- Directions
Work out how many lines of the material below mention the word "graph"; reply with the number only.

- The records

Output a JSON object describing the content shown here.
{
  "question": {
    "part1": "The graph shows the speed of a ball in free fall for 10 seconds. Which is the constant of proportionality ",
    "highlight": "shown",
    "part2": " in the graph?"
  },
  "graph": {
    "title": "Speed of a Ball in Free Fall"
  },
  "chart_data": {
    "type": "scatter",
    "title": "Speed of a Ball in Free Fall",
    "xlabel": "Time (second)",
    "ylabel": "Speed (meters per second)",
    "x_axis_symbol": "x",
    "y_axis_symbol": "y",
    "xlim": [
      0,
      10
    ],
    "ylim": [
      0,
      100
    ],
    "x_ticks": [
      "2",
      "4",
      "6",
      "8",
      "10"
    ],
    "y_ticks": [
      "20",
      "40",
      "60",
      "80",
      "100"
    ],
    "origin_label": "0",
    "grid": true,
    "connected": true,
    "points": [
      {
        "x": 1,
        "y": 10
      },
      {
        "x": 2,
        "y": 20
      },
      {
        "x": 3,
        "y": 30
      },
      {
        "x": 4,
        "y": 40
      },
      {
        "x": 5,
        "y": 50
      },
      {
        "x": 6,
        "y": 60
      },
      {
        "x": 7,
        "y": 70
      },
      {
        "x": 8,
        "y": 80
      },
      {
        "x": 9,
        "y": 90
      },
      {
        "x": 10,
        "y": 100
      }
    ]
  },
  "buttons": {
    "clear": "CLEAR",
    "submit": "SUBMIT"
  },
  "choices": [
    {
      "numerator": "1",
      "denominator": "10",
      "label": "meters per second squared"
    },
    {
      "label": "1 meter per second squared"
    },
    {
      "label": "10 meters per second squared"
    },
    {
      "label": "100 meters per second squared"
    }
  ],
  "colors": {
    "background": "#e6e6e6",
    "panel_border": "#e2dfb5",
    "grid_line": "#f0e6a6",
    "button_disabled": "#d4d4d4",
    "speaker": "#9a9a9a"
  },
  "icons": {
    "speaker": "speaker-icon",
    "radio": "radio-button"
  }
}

- Reply
3